__Data items__:
------------------------------------------------

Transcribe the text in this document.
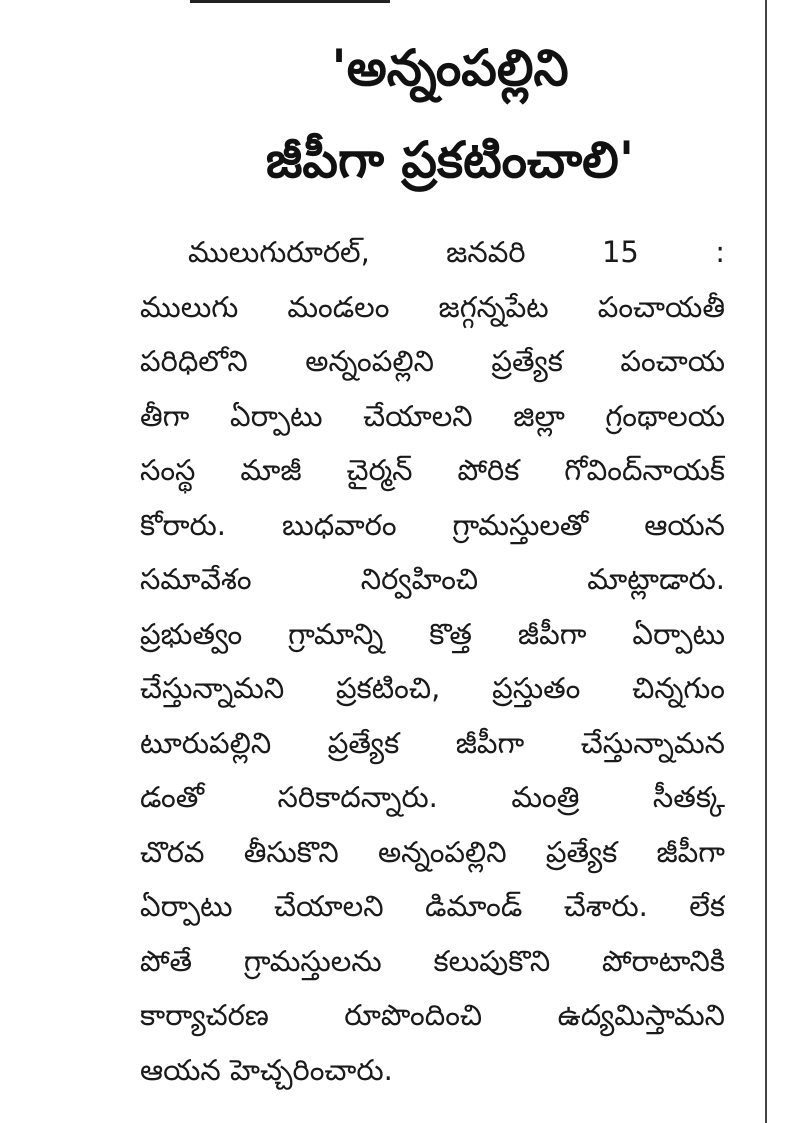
'అన్నంపల్లిని
జీపీగా ప్రకటించాలి'
ములుగురూరల్, జనవరి 15 :
ములుగు మండలం జగ్గన్నపేట పంచాయతీ
పరిధిలోని అన్నంపల్లిని ప్రత్యేక పంచాయ
తీగా ఏర్పాటు చేయాలని జిల్లా గ్రంథాలయ
సంస్థ మాజీ చైర్మన్ పోరిక గోవింద్‌నాయక్
కోరారు. బుధవారం గ్రామస్తులతో ఆయన
సమావేశం నిర్వహించి మాట్లాడారు.
ప్రభుత్వం గ్రామాన్ని కొత్త జీపీగా ఏర్పాటు
చేస్తున్నామని ప్రకటించి, ప్రస్తుతం చిన్నగుం
టూరుపల్లిని ప్రత్యేక జీపీగా చేస్తున్నామన
డంతో సరికాదన్నారు. మంత్రి సీతక్క
చొరవ తీసుకొని అన్నంపల్లిని ప్రత్యేక జీపీగా
ఏర్పాటు చేయాలని డిమాండ్ చేశారు. లేక
పోతే గ్రామస్తులను కలుపుకొని పోరాటానికి
కార్యాచరణ రూపొందించి ఉద్యమిస్తామని
ఆయన హెచ్చరించారు.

------------------------------------------------

__Task details__: Copy the records exactly as they appear, excluding images.

__Solution for this exercise__:
Transcribe the text in this document.
'అన్నంపల్లిని
జీపీగా ప్రకటించాలి'
ములుగురూరల్, జనవరి 15 :
ములుగు మండలం జగ్గన్నపేట పంచాయతీ
పరిధిలోని అన్నంపల్లిని ప్రత్యేక పంచాయ
తీగా ఏర్పాటు చేయాలని జిల్లా గ్రంథాలయ
సంస్థ మాజీ చైర్మన్ పోరిక గోవింద్‌నాయక్
కోరారు. బుధవారం గ్రామస్తులతో ఆయన
సమావేశం నిర్వహించి మాట్లాడారు.
ప్రభుత్వం గ్రామాన్ని కొత్త జీపీగా ఏర్పాటు
చేస్తున్నామని ప్రకటించి, ప్రస్తుతం చిన్నగుం
టూరుపల్లిని ప్రత్యేక జీపీగా చేస్తున్నామన
డంతో సరికాదన్నారు. మంత్రి సీతక్క
చొరవ తీసుకొని అన్నంపల్లిని ప్రత్యేక జీపీగా
ఏర్పాటు చేయాలని డిమాండ్ చేశారు. లేక
పోతే గ్రామస్తులను కలుపుకొని పోరాటానికి
కార్యాచరణ రూపొందించి ఉద్యమిస్తామని
ఆయన హెచ్చరించారు.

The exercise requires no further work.